Directive – Work through the following lines and count those that hold the word "text". Reply with that number only.
[start]
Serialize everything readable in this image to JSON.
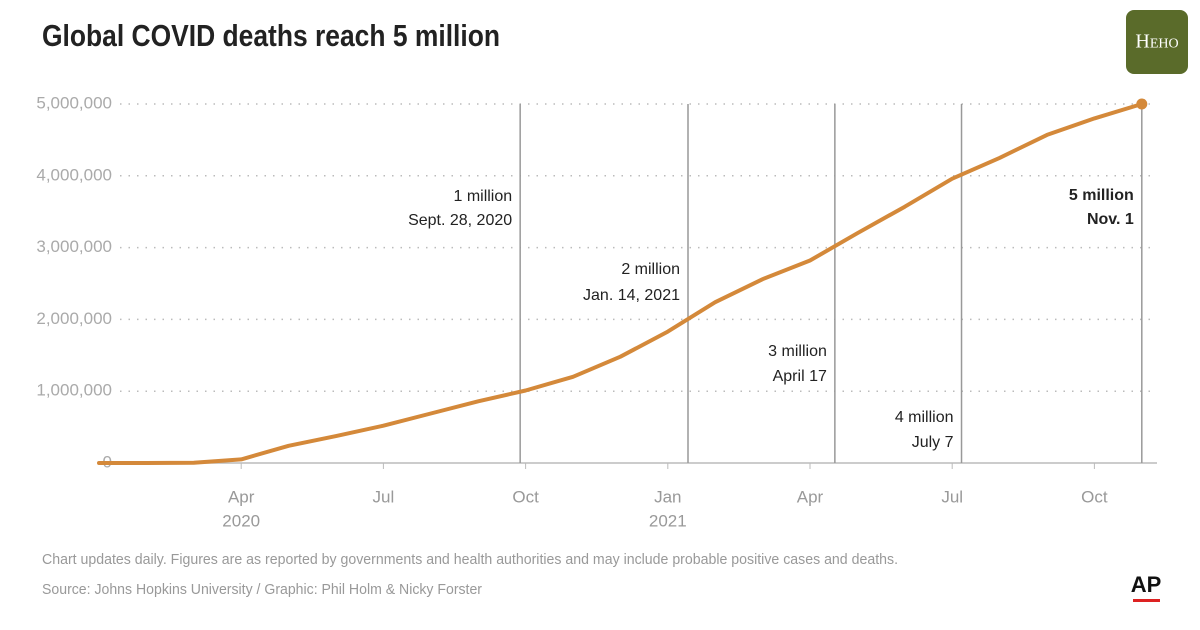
{
  "chart_data": {
    "type": "line",
    "title": "Global COVID deaths reach 5 million",
    "x": [
      "2020-01",
      "2020-02",
      "2020-03",
      "2020-04",
      "2020-05",
      "2020-06",
      "2020-07",
      "2020-08",
      "2020-09",
      "2020-10",
      "2020-11",
      "2020-12",
      "2021-01",
      "2021-02",
      "2021-03",
      "2021-04",
      "2021-05",
      "2021-06",
      "2021-07",
      "2021-08",
      "2021-09",
      "2021-10",
      "2021-11"
    ],
    "series": [
      {
        "name": "Global COVID deaths",
        "color": "#d4893a",
        "values": [
          0,
          0,
          3000,
          50000,
          240000,
          375000,
          520000,
          690000,
          860000,
          1010000,
          1200000,
          1480000,
          1830000,
          2240000,
          2560000,
          2820000,
          3200000,
          3570000,
          3960000,
          4250000,
          4570000,
          4800000,
          5000000
        ]
      }
    ],
    "ylim": [
      0,
      5000000
    ],
    "yticks": [
      0,
      {
        "value": 1000000,
        "label": "1,000,000"
      },
      {
        "value": 2000000,
        "label": "2,000,000"
      },
      {
        "value": 3000000,
        "label": "3,000,000"
      },
      {
        "value": 4000000,
        "label": "4,000,000"
      },
      {
        "value": 5000000,
        "label": "5,000,000"
      }
    ],
    "xticks": [
      {
        "value": "2020-04",
        "label": "Apr",
        "year": "2020"
      },
      {
        "value": "2020-07",
        "label": "Jul"
      },
      {
        "value": "2020-10",
        "label": "Oct"
      },
      {
        "value": "2021-01",
        "label": "Jan",
        "year": "2021"
      },
      {
        "value": "2021-04",
        "label": "Apr"
      },
      {
        "value": "2021-07",
        "label": "Jul"
      },
      {
        "value": "2021-10",
        "label": "Oct"
      }
    ],
    "grid": true,
    "annotations": [
      {
        "text": "1 million",
        "date": "Sept. 28, 2020",
        "x": "2020-09-28"
      },
      {
        "text": "2 million",
        "date": "Jan. 14, 2021",
        "x": "2021-01-14"
      },
      {
        "text": "3 million",
        "date": "April 17",
        "x": "2021-04-17"
      },
      {
        "text": "4 million",
        "date": "July 7",
        "x": "2021-07-07"
      },
      {
        "text": "5 million",
        "date": "Nov. 1",
        "x": "2021-11-01"
      }
    ],
    "note": "Chart updates daily. Figures are as reported by governments and health authorities and may include probable positive cases and deaths.",
    "source": "Source: Johns Hopkins University / Graphic: Phil Holm & Nicky Forster",
    "logos": [
      "Heho",
      "AP"
    ]
  }
}
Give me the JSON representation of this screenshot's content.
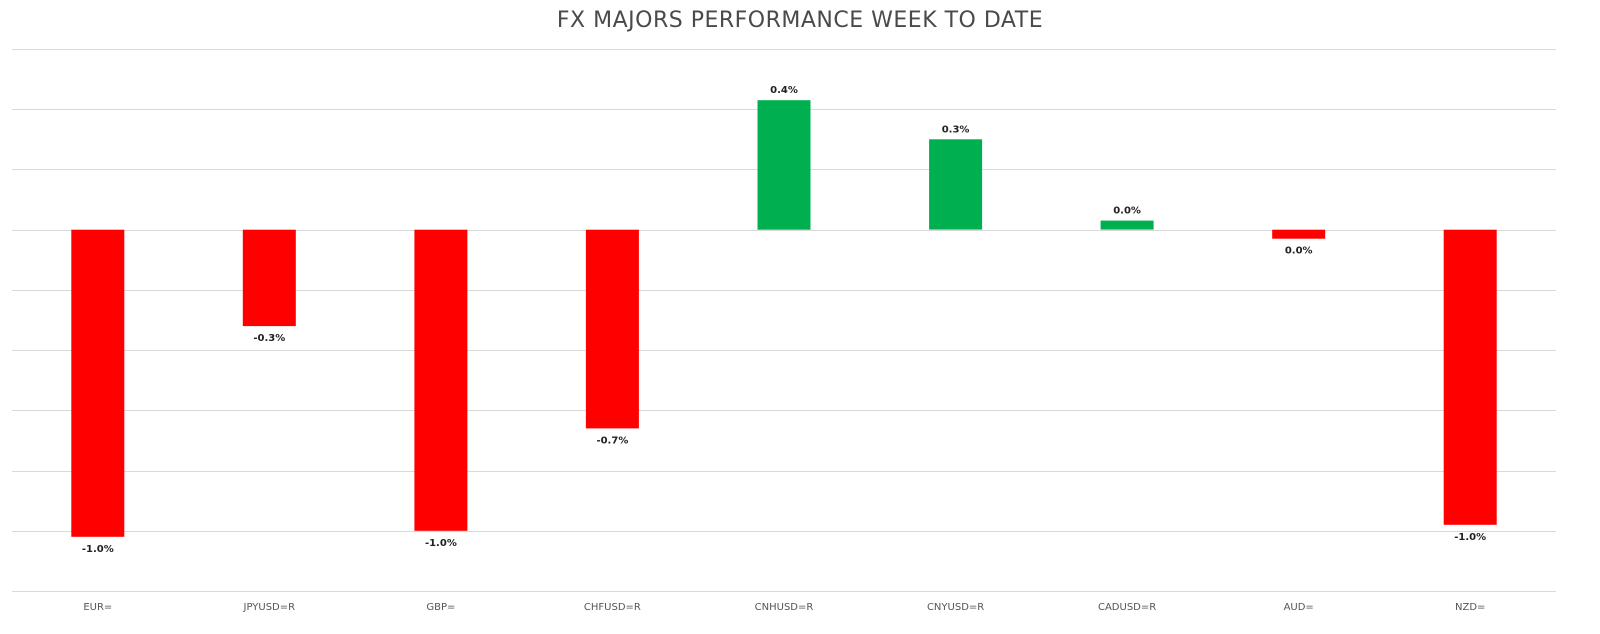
[end]
Written reply – 5